Dataset entries:
------------------------

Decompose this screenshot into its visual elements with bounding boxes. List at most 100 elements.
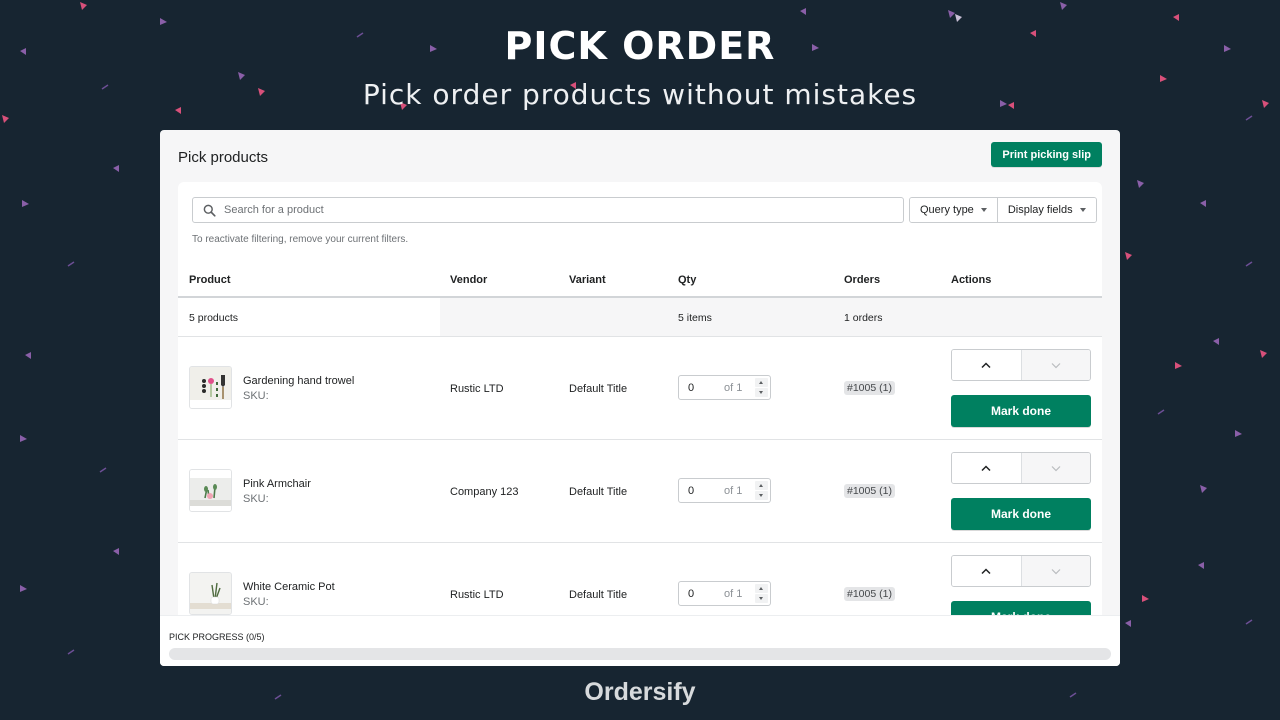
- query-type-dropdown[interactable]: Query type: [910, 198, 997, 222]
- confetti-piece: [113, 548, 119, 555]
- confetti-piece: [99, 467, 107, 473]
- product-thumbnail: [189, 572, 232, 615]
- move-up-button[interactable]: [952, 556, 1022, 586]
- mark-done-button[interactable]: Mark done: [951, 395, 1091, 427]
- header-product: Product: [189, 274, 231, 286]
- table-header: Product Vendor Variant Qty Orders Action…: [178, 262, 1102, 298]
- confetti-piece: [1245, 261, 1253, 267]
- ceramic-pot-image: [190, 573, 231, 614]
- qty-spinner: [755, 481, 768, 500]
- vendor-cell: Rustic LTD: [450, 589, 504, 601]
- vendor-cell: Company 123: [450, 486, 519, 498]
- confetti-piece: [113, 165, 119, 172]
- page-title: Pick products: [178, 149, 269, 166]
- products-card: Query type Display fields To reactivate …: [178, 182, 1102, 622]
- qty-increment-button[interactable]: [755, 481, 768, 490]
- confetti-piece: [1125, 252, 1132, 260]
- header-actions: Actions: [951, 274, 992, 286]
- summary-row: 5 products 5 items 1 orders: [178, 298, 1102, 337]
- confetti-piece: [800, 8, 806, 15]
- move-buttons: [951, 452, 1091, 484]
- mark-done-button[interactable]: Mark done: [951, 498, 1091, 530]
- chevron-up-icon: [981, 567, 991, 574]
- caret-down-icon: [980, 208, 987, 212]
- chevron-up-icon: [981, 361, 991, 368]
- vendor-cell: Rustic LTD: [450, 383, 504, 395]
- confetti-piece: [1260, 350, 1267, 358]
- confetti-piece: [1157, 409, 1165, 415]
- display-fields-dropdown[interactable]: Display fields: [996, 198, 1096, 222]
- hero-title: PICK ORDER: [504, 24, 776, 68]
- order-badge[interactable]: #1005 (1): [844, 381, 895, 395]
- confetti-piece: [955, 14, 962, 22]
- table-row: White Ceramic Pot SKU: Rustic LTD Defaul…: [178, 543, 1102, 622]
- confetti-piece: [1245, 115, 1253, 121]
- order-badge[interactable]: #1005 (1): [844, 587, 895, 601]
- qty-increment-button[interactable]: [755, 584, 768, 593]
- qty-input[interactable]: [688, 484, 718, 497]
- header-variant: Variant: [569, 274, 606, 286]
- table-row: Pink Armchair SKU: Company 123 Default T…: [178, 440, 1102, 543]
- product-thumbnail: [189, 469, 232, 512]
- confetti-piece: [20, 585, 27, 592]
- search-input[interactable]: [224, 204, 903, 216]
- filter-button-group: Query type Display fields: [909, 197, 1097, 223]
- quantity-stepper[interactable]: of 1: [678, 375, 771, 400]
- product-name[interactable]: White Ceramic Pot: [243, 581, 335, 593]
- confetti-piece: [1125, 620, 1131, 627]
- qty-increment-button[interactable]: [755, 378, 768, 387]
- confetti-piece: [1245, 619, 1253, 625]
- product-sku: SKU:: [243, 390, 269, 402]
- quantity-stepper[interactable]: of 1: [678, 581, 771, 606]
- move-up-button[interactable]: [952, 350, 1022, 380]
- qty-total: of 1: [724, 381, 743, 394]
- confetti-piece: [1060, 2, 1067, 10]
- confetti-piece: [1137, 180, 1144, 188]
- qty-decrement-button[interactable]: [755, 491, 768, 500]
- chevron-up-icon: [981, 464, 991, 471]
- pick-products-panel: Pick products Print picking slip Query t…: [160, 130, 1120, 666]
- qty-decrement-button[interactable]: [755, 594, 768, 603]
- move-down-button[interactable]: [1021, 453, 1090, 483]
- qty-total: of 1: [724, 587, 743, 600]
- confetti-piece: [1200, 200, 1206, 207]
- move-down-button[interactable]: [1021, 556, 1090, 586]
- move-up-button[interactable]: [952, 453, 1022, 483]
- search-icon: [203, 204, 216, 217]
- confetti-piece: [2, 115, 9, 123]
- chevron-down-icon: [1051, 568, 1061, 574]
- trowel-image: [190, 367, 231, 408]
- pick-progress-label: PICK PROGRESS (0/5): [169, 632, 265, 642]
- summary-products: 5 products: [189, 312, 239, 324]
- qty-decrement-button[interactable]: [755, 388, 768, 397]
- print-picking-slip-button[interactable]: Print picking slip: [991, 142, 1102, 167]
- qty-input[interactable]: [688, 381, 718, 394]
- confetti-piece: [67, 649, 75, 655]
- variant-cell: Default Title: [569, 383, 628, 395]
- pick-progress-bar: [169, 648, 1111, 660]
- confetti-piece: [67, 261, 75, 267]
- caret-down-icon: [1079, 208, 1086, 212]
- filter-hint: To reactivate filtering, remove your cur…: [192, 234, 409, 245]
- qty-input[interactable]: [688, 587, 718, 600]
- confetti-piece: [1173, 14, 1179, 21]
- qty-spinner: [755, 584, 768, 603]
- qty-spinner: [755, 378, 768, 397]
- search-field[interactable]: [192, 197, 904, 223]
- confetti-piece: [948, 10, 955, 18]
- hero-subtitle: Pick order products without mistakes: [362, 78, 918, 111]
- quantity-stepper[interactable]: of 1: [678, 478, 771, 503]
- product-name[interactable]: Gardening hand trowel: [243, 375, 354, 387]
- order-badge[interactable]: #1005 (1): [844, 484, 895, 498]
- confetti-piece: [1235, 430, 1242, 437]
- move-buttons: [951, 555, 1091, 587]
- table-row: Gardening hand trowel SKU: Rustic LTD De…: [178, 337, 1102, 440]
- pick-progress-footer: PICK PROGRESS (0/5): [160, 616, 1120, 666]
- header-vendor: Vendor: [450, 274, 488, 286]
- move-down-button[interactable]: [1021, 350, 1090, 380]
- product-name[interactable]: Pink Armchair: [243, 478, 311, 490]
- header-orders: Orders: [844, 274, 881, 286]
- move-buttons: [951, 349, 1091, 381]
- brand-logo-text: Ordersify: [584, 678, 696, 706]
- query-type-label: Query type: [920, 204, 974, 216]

------------------------

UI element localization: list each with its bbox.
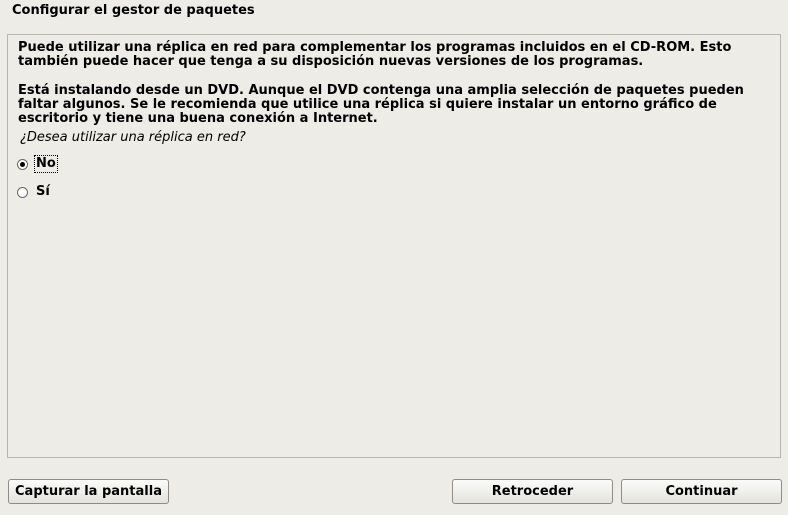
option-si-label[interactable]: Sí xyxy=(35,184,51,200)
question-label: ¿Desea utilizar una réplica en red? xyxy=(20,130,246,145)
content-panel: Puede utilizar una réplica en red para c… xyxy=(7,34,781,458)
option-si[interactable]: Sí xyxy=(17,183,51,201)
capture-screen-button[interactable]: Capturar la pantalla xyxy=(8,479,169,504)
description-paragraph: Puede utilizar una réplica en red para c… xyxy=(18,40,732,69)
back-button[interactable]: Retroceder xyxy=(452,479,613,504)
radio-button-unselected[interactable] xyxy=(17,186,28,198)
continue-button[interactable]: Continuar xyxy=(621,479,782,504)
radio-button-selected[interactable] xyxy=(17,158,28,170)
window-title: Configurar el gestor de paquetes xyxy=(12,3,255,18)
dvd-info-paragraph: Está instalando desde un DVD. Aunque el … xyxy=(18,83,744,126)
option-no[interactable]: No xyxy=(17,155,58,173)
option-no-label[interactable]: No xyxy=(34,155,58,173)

------------------------

Rewrite only the lines from the one containing "- query-type-dropdown[interactable]: Query" through the one containing "- move-up-button[interactable]: [952, 556, 1022, 586]", changing "confetti-piece" to "confetti-shape" and leaving everything else as it is.

- query-type-dropdown[interactable]: Query type: [910, 198, 997, 222]
- confetti-shape: [113, 548, 119, 555]
- confetti-shape: [99, 467, 107, 473]
- product-thumbnail: [189, 572, 232, 615]
- move-up-button[interactable]: [952, 556, 1022, 586]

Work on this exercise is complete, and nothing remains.